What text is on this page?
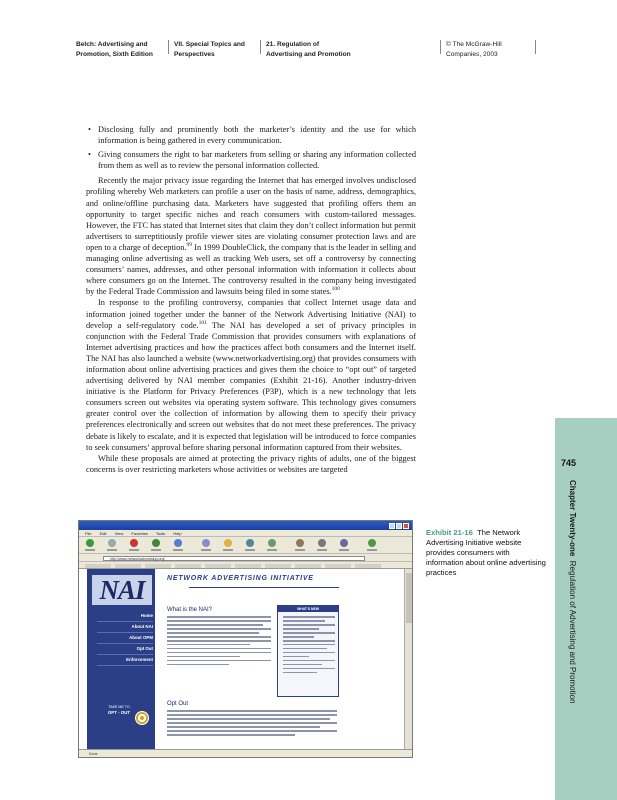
Belch: Advertising and
Promotion, Sixth Edition
VII. Special Topics and
Perspectives
21. Regulation of
Advertising and Promotion
© The McGraw-Hill
Companies, 2003
• Disclosing fully and prominently both the marketer’s identity and the use for which information is being gathered in every communication.
• Giving consumers the right to bar marketers from selling or sharing any information collected from them as well as to review the personal information collected.

Recently the major privacy issue regarding the Internet that has emerged involves undisclosed profiling whereby Web marketers can profile a user on the basis of name, address, demographics, and online/offline purchasing data. Marketers have suggested that profiling offers them an opportunity to target specific niches and reach consumers with custom-tailored messages. However, the FTC has stated that Internet sites that claim they don’t collect information but permit advertisers to surreptitiously profile viewer sites are violating consumer protection laws and are open to a charge of deception.$^{99}$ In 1999 DoubleClick, the company that is the leader in selling and managing online advertising as well as tracking Web users, set off a controversy by connecting consumers’ names, addresses, and other personal information with information it collects about where consumers go on the Internet. The controversy resulted in the company being investigated by the Federal Trade Commission and lawsuits being filed in some states.$^{100}$

In response to the profiling controversy, companies that collect Internet usage data and information joined together under the banner of the Network Advertising Initiative (NAI) to develop a self-regulatory code.$^{101}$ The NAI has developed a set of privacy principles in conjunction with the Federal Trade Commission that provides consumers with explanations of Internet advertising practices and how the practices affect both consumers and the Internet itself. The NAI has also launched a website (www.networkadvertising.org) that provides consumers with information about online advertising practices and gives them the choice to “opt out” of targeted advertising delivered by NAI member companies (Exhibit 21-16). Another industry-driven initiative is the Platform for Privacy Preferences (P3P), which is a new technology that lets consumers screen out websites via operating system software. This technology gives consumers greater control over the collection of information by allowing them to specify their privacy preferences electronically and screen out websites that do not meet these preferences. The privacy debate is likely to escalate, and it is expected that legislation will be introduced to force companies to seek consumers’ approval before sharing personal information captured from their websites.

While these proposals are aimed at protecting the privacy rights of adults, one of the biggest concerns is over restricting marketers whose activities or websites are targeted

745
Chapter Twenty-one  Regulation of Advertising and Promotion
Exhibit 21-16 The Network Advertising Initiative website provides consumers with information about online advertising practices
File Edit View Favorites Tools Help
http://www.networkadvertising.org/
NAI
Home
About NAI
About OPM
Opt Out
Enforcement
TAKE ME TO
OPT - OUT
NETWORK ADVERTISING INITIATIVE
What is the NAI?	WHAT'S NEW
Opt Out
Done
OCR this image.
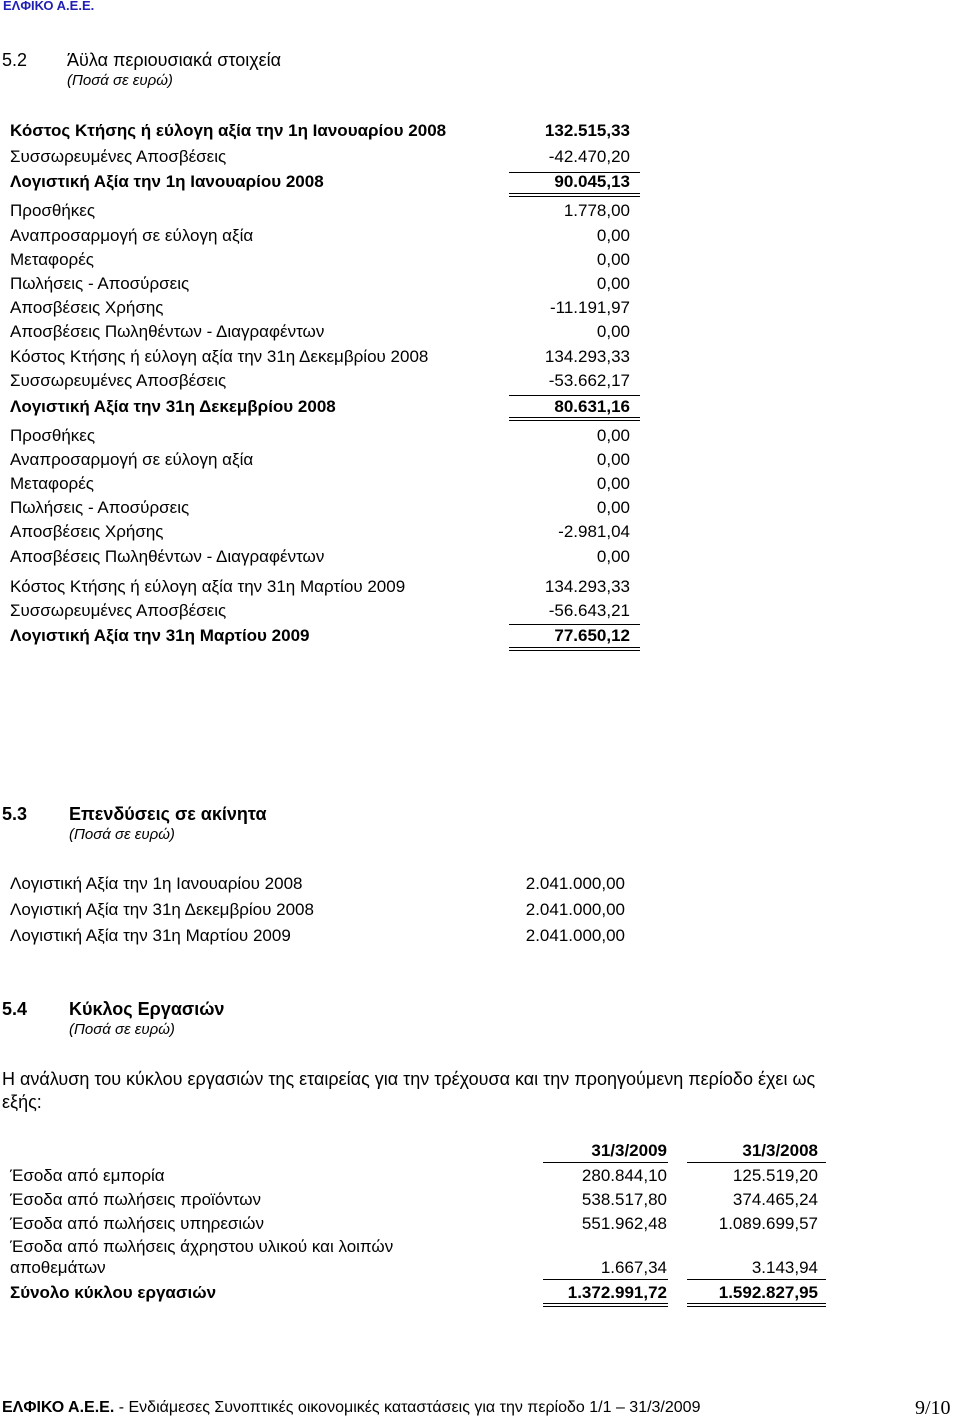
ΕΛΦΙΚΟ Α.Ε.Ε.
5.2 Άϋλα περιουσιακά στοιχεία
(Ποσά σε ευρώ)
Κόστος Κτήσης ή εύλογη αξία την 1η Ιανουαρίου 2008	132.515,33
Συσσωρευμένες Αποσβέσεις	-42.470,20
Λογιστική Αξία την 1η Ιανουαρίου 2008	90.045,13
Προσθήκες	1.778,00
Αναπροσαρμογή σε εύλογη αξία	0,00
Μεταφορές	0,00
Πωλήσεις - Αποσύρσεις	0,00
Αποσβέσεις Χρήσης	-11.191,97
Αποσβέσεις Πωληθέντων - Διαγραφέντων	0,00
Κόστος Κτήσης ή εύλογη αξία την 31η Δεκεμβρίου 2008	134.293,33
Συσσωρευμένες Αποσβέσεις	-53.662,17
Λογιστική Αξία την 31η Δεκεμβρίου 2008	80.631,16
Προσθήκες	0,00
Αναπροσαρμογή σε εύλογη αξία	0,00
Μεταφορές	0,00
Πωλήσεις - Αποσύρσεις	0,00
Αποσβέσεις Χρήσης	-2.981,04
Αποσβέσεις Πωληθέντων - Διαγραφέντων	0,00
Κόστος Κτήσης ή εύλογη αξία την 31η Μαρτίου 2009	134.293,33
Συσσωρευμένες Αποσβέσεις	-56.643,21
Λογιστική Αξία την 31η Μαρτίου 2009	77.650,12
5.3 Επενδύσεις σε ακίνητα
(Ποσά σε ευρώ)
Λογιστική Αξία την 1η Ιανουαρίου 2008	2.041.000,00
Λογιστική Αξία την 31η Δεκεμβρίου 2008	2.041.000,00
Λογιστική Αξία την 31η Μαρτίου 2009	2.041.000,00
5.4 Κύκλος Εργασιών
(Ποσά σε ευρώ)
Η ανάλυση του κύκλου εργασιών της εταιρείας για την τρέχουσα και την προηγούμενη περίοδο έχει ως
εξής:
31/3/2009	31/3/2008
Έσοδα από εμπορία	280.844,10	125.519,20
Έσοδα από πωλήσεις προϊόντων	538.517,80	374.465,24
Έσοδα από πωλήσεις υπηρεσιών	551.962,48	1.089.699,57
Έσοδα από πωλήσεις άχρηστου υλικού και λοιπών
αποθεμάτων	1.667,34	3.143,94
Σύνολο κύκλου εργασιών	1.372.991,72	1.592.827,95
ΕΛΦΙΚΟ Α.Ε.Ε. - Ενδιάμεσες Συνοπτικές οικονομικές καταστάσεις για την περίοδο 1/1 – 31/3/2009	9/10
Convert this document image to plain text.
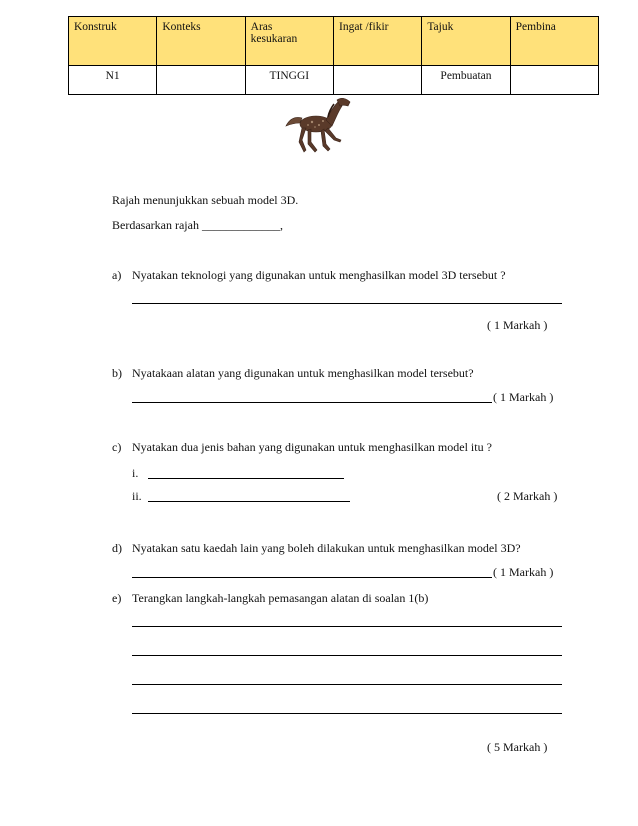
Konstruk	Konteks	Aras kesukaran	Ingat /fikir	Tajuk	Pembina
N1		TINGGI		Pembuatan	
Rajah menunjukkan sebuah model 3D.
Berdasarkan rajah _____________,
a) Nyatakan teknologi yang digunakan untuk menghasilkan model 3D tersebut ?
( 1 Markah )
b) Nyatakaan alatan yang digunakan untuk menghasilkan model tersebut?
( 1 Markah )
c) Nyatakan dua jenis bahan yang digunakan untuk menghasilkan model itu ?
i.
ii.	( 2 Markah )
d) Nyatakan satu kaedah lain yang boleh dilakukan untuk menghasilkan model 3D?
( 1 Markah )
e) Terangkan langkah-langkah pemasangan alatan di soalan 1(b)
( 5 Markah )
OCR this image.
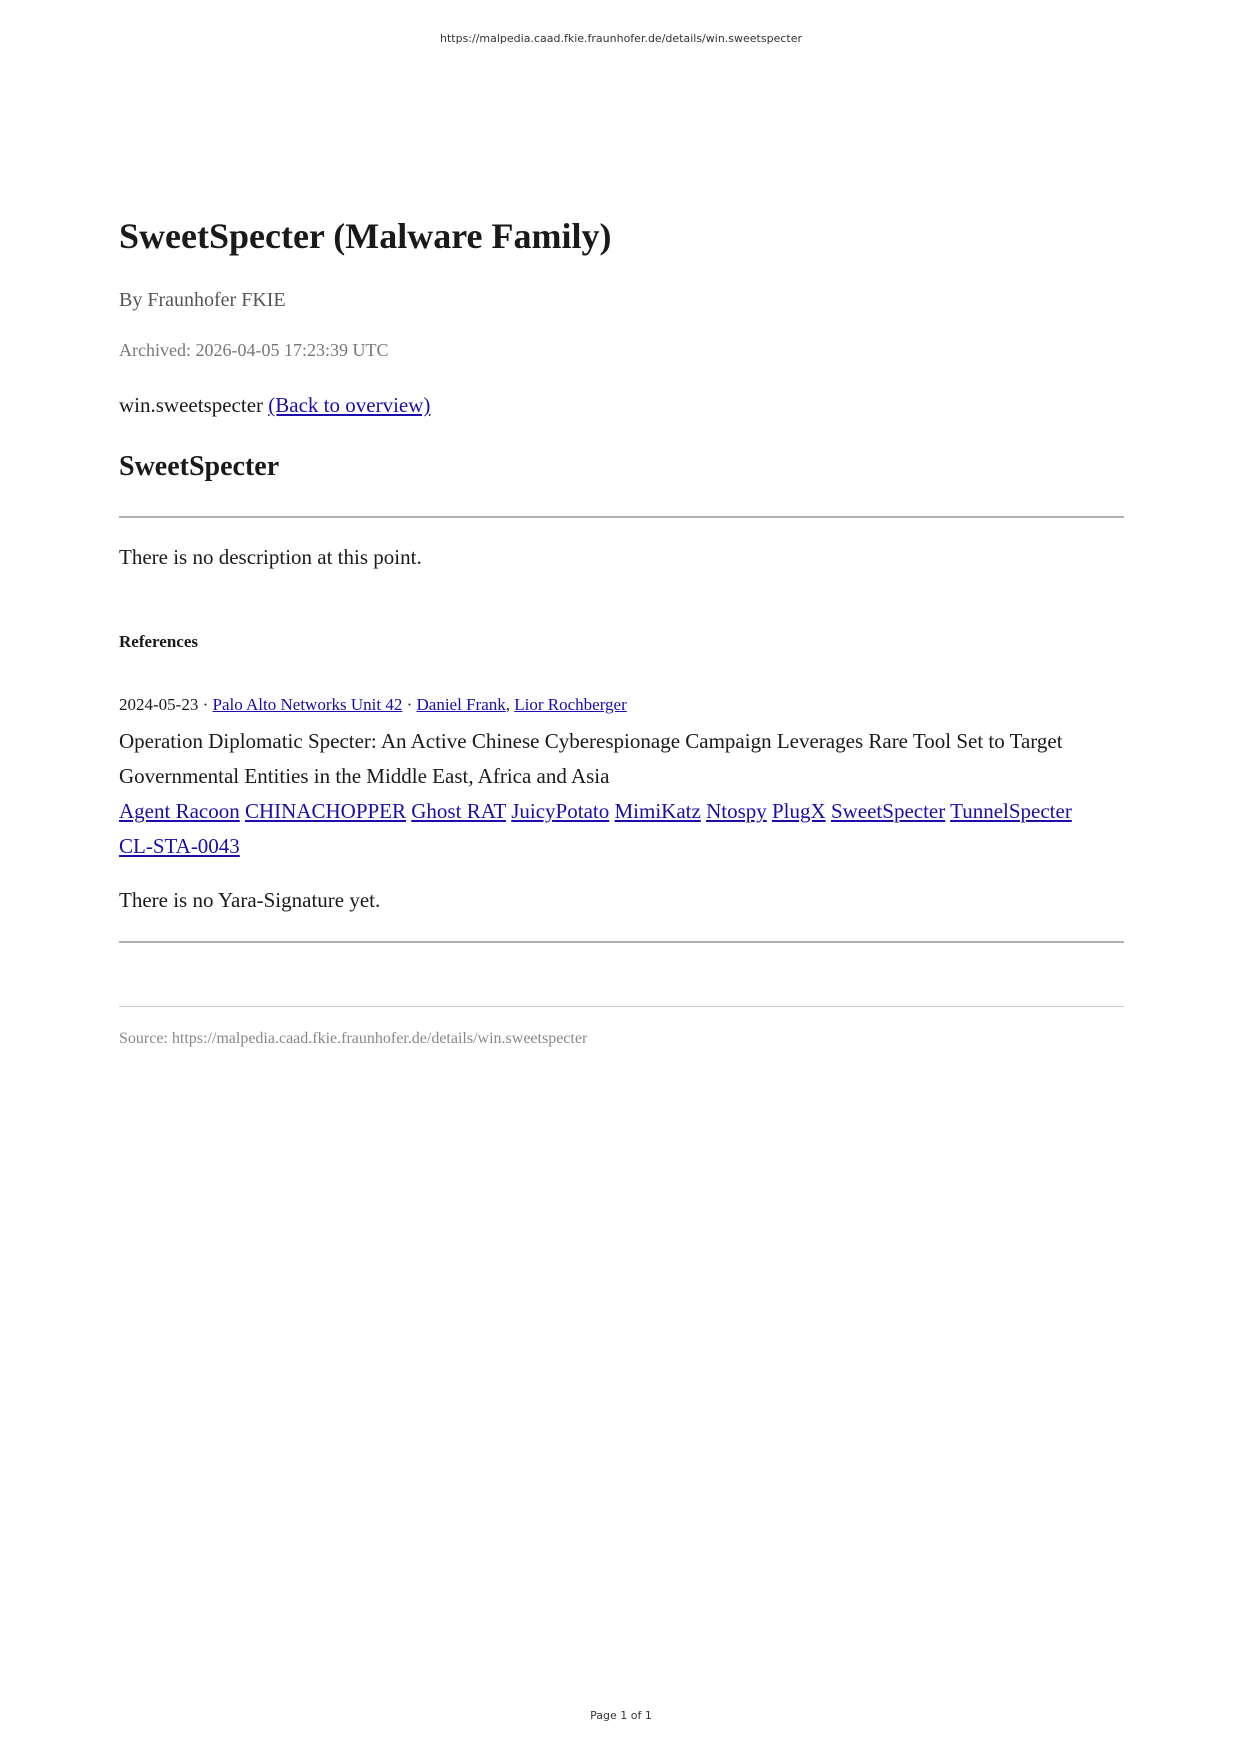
https://malpedia.caad.fkie.fraunhofer.de/details/win.sweetspecter
SweetSpecter (Malware Family)
By Fraunhofer FKIE
Archived: 2026-04-05 17:23:39 UTC
win.sweetspecter (Back to overview)
SweetSpecter
There is no description at this point.
References
2024-05-23 · Palo Alto Networks Unit 42 · Daniel Frank, Lior Rochberger
Operation Diplomatic Specter: An Active Chinese Cyberespionage Campaign Leverages Rare Tool Set to Target Governmental Entities in the Middle East, Africa and Asia
Agent Racoon CHINACHOPPER Ghost RAT JuicyPotato MimiKatz Ntospy PlugX SweetSpecter TunnelSpecter
CL-STA-0043
There is no Yara-Signature yet.
Source: https://malpedia.caad.fkie.fraunhofer.de/details/win.sweetspecter
Page 1 of 1
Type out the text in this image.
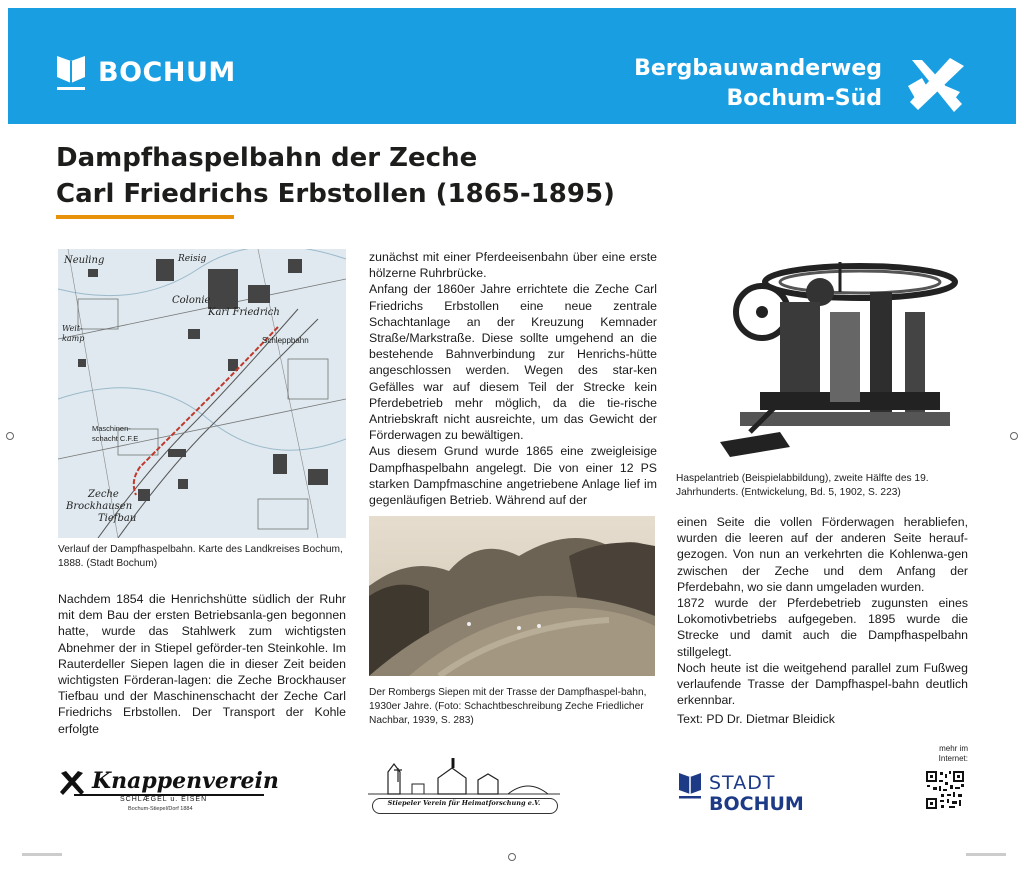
BOCHUM	Bergbauwanderweg
Bochum-Süd
Dampfhaspelbahn der Zeche
Carl Friedrichs Erbstollen (1865-1895)
Neuling	Reisig
Colonie
Karl Friedrich
Weit- kamp	Schleppbahn
Maschinen- schacht C.F.E
Zeche Brockhausen Tiefbau
Verlauf der Dampfhaspelbahn. Karte des Landkreises Bochum, 1888. (Stadt Bochum)

Nachdem 1854 die Henrichshütte südlich der Ruhr mit dem Bau der ersten Betriebsanla-gen begonnen hatte, wurde das Stahlwerk zum wichtigsten Abnehmer der in Stiepel geförder-ten Steinkohle. Im Rauterdeller Siepen lagen die in dieser Zeit beiden wichtigsten Förderan-lagen: die Zeche Brockhauser Tiefbau und der Maschinenschacht der Zeche Carl Friedrichs Erbstollen. Der Transport der Kohle erfolgte

zunächst mit einer Pferdeeisenbahn über eine erste hölzerne Ruhrbrücke.

Anfang der 1860er Jahre errichtete die Zeche Carl Friedrichs Erbstollen eine neue zentrale Schachtanlage an der Kreuzung Kemnader Straße/Markstraße. Diese sollte umgehend an die bestehende Bahnverbindung zur Henrichs-hütte angeschlossen werden. Wegen des star-ken Gefälles war auf diesem Teil der Strecke kein Pferdebetrieb mehr möglich, da die tie-rische Antriebskraft nicht ausreichte, um das Gewicht der Förderwagen zu bewältigen.

Aus diesem Grund wurde 1865 eine zweigleisige Dampfhaspelbahn angelegt. Die von einer 12 PS starken Dampfmaschine angetriebene Anlage lief im gegenläufigen Betrieb. Während auf der

Der Rombergs Siepen mit der Trasse der Dampfhaspel-bahn, 1930er Jahre. (Foto: Schachtbeschreibung Zeche Friedlicher Nachbar, 1939, S. 283)
Haspelantrieb (Beispielabbildung), zweite Hälfte des 19. Jahrhunderts. (Entwickelung, Bd. 5, 1902, S. 223)

einen Seite die vollen Förderwagen herabliefen, wurden die leeren auf der anderen Seite herauf-gezogen. Von nun an verkehrten die Kohlenwa-gen zwischen der Zeche und dem Anfang der Pferdebahn, wo sie dann umgeladen wurden.

1872 wurde der Pferdebetrieb zugunsten eines Lokomotivbetriebs aufgegeben. 1895 wurde die Strecke und damit auch die Dampfhaspelbahn stillgelegt.

Noch heute ist die weitgehend parallel zum Fußweg verlaufende Trasse der Dampfhaspel-bahn deutlich erkennbar.

Text: PD Dr. Dietmar Bleidick
Knappenverein
SCHLÆGEL u. EISEN
Bochum-Stiepel/Dorf 1884
Stiepeler Verein für Heimatforschung e.V.
STADT
BOCHUM
mehr im
Internet:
——
__What you will do__
For each line of the entries that includes "κύκλου", show that line.

__Task answer__
Η ανάλυση του κύκλου εργασιών της εταιρείας για την τρέχουσα και την προηγούμενη περίοδο έχει ως
Σύνολο κύκλου εργασιών	1.372.991,72	1.592.827,95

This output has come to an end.